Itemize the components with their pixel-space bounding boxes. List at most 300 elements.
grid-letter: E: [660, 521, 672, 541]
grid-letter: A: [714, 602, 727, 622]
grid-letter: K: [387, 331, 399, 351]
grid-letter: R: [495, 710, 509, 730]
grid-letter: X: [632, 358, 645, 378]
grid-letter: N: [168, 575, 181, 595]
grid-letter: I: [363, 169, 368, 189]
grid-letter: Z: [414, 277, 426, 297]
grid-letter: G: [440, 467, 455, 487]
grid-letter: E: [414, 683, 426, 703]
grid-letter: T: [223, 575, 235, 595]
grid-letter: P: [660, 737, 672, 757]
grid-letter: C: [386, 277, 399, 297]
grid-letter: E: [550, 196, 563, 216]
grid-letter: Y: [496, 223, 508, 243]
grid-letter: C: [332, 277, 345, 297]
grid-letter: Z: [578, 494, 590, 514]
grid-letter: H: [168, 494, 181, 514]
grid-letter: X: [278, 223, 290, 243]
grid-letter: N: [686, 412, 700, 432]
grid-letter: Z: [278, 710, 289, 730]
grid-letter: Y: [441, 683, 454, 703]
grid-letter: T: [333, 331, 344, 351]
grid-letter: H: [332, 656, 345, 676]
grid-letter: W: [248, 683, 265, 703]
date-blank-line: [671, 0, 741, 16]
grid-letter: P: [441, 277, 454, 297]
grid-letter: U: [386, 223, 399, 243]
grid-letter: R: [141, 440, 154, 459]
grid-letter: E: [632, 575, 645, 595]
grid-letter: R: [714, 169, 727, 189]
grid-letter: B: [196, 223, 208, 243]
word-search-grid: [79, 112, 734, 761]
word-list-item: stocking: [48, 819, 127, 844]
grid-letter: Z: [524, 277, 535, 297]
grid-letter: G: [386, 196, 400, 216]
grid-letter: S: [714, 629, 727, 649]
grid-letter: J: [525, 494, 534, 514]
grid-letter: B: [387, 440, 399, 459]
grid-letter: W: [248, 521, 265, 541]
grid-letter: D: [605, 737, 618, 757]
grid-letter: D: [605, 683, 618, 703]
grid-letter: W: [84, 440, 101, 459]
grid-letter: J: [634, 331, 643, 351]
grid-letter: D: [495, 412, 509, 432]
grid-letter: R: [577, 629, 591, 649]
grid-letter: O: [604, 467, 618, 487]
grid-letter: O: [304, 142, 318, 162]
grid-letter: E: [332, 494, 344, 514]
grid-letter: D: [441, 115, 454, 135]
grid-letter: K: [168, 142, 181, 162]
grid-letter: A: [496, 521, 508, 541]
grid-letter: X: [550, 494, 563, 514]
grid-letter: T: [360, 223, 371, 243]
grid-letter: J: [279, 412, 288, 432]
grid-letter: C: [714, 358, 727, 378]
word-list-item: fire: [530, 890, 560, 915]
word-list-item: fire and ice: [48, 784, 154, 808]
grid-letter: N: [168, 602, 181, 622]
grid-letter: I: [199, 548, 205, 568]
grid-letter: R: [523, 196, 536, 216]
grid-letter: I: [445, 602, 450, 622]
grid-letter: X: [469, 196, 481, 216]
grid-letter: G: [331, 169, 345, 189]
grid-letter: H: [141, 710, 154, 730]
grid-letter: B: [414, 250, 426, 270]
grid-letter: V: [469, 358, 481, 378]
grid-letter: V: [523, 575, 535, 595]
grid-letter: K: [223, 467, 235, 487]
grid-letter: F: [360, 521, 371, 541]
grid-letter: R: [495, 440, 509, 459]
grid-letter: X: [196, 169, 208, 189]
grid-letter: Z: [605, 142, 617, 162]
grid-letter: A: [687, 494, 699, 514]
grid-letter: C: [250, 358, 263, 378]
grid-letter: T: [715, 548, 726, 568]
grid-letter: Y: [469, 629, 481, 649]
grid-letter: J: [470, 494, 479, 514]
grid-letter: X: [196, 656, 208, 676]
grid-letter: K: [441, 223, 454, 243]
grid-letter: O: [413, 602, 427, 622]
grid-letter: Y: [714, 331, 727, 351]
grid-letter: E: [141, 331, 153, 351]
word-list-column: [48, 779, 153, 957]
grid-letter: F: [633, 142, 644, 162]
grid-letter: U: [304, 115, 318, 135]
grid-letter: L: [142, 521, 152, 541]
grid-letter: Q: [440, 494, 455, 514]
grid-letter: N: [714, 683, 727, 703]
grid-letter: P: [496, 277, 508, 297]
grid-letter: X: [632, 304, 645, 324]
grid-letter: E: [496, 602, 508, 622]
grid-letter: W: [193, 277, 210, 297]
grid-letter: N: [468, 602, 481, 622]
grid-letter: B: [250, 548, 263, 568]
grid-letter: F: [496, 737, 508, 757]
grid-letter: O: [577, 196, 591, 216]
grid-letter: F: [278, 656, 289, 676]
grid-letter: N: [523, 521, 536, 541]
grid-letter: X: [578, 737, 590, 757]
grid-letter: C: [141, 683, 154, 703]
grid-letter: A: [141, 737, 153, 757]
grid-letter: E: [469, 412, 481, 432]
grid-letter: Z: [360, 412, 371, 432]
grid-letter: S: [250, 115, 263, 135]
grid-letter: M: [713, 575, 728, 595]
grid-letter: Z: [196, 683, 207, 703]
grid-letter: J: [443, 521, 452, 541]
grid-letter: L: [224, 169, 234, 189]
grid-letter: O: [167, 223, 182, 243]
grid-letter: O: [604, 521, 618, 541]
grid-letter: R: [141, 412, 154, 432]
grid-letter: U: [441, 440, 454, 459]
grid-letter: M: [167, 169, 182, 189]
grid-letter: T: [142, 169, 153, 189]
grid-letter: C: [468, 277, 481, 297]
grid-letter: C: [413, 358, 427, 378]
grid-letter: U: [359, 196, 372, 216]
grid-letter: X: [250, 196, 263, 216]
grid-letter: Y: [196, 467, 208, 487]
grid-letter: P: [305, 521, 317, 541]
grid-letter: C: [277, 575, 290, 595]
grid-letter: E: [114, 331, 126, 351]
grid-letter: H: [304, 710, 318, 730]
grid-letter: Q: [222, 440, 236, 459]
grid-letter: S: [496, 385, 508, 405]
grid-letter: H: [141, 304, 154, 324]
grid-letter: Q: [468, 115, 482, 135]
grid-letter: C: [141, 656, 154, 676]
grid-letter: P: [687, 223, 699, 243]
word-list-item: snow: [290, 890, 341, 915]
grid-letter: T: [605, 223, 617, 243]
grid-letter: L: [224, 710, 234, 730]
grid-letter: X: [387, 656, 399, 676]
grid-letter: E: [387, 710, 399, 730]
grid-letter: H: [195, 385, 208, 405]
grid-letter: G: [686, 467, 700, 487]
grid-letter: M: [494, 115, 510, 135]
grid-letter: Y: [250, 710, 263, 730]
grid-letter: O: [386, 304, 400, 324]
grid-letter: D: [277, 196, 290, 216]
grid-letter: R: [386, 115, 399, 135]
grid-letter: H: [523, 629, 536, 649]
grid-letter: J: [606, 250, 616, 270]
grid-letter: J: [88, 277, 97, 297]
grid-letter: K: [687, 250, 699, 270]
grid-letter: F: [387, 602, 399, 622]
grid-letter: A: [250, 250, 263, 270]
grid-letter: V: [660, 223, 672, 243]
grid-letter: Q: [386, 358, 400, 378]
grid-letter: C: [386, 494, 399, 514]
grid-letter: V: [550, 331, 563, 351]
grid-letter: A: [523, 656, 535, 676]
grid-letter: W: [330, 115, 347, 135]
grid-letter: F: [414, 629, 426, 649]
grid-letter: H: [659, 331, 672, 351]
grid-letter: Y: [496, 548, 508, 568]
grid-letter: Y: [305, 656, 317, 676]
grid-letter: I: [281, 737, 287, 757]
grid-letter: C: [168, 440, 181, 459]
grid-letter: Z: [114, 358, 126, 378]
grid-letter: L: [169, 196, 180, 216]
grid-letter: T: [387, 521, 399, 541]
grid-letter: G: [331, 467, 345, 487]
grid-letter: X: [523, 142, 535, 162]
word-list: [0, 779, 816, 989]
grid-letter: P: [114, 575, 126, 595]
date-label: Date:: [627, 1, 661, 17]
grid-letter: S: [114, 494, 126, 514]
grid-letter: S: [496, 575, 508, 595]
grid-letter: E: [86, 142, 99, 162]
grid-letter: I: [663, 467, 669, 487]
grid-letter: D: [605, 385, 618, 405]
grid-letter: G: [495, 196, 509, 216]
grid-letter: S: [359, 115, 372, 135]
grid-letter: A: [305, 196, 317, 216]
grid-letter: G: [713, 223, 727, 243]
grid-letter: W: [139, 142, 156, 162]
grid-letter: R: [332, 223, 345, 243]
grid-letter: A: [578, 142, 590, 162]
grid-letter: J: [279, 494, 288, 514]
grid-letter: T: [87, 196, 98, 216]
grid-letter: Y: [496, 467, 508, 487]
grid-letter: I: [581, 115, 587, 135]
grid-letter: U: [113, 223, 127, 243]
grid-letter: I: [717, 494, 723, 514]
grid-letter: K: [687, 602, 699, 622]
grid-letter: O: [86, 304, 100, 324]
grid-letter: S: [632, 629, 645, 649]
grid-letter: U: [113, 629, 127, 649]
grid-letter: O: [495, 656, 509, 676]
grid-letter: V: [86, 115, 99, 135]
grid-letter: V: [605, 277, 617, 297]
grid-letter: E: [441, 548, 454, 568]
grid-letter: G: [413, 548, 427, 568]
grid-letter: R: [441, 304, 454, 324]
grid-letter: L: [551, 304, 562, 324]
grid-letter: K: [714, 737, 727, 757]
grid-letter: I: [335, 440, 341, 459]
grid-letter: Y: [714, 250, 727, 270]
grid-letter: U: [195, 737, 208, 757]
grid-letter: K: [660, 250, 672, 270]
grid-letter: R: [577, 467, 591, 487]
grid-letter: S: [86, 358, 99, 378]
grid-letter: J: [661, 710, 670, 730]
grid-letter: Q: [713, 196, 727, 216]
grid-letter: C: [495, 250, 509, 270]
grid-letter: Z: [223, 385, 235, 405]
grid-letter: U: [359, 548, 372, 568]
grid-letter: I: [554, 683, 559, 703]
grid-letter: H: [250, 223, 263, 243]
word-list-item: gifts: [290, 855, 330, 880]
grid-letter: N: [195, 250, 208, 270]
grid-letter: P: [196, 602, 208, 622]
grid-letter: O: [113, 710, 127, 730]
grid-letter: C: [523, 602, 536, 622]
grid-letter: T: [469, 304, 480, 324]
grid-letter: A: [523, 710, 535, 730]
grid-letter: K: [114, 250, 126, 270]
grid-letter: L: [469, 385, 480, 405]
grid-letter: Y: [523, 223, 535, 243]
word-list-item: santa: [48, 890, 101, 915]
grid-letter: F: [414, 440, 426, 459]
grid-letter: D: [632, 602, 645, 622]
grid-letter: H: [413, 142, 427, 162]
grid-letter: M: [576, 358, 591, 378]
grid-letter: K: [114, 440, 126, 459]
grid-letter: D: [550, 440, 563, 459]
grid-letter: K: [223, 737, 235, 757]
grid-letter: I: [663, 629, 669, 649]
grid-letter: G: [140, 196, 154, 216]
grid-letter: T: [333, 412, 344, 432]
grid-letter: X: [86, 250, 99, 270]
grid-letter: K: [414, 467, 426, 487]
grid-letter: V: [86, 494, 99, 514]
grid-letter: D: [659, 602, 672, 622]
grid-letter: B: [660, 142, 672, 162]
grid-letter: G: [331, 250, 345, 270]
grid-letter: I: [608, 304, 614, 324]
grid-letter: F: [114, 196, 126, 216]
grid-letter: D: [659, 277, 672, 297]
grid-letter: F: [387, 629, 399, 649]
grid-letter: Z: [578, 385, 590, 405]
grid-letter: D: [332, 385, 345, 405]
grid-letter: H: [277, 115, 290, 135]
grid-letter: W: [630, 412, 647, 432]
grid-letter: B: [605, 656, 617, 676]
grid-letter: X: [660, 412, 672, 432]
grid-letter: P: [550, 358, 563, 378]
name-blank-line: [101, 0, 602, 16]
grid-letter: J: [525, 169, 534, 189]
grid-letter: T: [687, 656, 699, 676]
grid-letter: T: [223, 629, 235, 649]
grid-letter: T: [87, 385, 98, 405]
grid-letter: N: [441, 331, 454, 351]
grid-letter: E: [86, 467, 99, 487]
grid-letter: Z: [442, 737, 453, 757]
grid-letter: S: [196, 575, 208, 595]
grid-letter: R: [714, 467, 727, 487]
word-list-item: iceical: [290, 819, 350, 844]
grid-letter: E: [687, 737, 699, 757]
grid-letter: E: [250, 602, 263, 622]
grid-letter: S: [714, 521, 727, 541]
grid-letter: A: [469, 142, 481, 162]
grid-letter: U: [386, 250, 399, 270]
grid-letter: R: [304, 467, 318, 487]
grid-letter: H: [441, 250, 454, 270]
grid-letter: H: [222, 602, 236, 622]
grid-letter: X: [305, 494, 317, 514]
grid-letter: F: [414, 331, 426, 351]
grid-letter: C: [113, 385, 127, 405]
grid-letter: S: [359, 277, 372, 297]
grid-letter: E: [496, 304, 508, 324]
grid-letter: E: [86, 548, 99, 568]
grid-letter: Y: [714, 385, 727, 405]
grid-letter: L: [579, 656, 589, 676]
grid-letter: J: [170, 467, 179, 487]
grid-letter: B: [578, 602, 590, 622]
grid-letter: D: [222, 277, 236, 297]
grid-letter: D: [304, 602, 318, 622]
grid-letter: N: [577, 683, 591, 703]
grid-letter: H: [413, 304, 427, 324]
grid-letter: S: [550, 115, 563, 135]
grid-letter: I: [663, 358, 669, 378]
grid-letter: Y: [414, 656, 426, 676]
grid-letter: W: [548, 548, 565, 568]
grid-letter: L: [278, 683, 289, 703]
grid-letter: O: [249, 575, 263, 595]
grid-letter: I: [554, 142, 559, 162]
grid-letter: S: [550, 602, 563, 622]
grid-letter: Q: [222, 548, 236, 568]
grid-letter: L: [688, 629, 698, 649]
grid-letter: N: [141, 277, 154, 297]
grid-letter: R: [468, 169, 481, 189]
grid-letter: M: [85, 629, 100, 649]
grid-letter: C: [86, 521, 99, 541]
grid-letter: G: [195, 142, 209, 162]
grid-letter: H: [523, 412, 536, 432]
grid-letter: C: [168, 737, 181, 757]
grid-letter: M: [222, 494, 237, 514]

==================================================

Please retype the stretch of the records from the very beginning through the line that contains "grid-letter: Y: [441, 683, 454, 703]", with both of those lines included.

Itemize the components with their pixel-space bounding boxes. List at most 300 elements.
grid-letter: E: [660, 521, 672, 541]
grid-letter: A: [714, 602, 727, 622]
grid-letter: K: [387, 331, 399, 351]
grid-letter: R: [495, 710, 509, 730]
grid-letter: X: [632, 358, 645, 378]
grid-letter: N: [168, 575, 181, 595]
grid-letter: I: [363, 169, 368, 189]
grid-letter: Z: [414, 277, 426, 297]
grid-letter: G: [440, 467, 455, 487]
grid-letter: E: [414, 683, 426, 703]
grid-letter: T: [223, 575, 235, 595]
grid-letter: P: [660, 737, 672, 757]
grid-letter: C: [386, 277, 399, 297]
grid-letter: E: [550, 196, 563, 216]
grid-letter: Y: [496, 223, 508, 243]
grid-letter: C: [332, 277, 345, 297]
grid-letter: Z: [578, 494, 590, 514]
grid-letter: H: [168, 494, 181, 514]
grid-letter: X: [278, 223, 290, 243]
grid-letter: N: [686, 412, 700, 432]
grid-letter: Z: [278, 710, 289, 730]
grid-letter: Y: [441, 683, 454, 703]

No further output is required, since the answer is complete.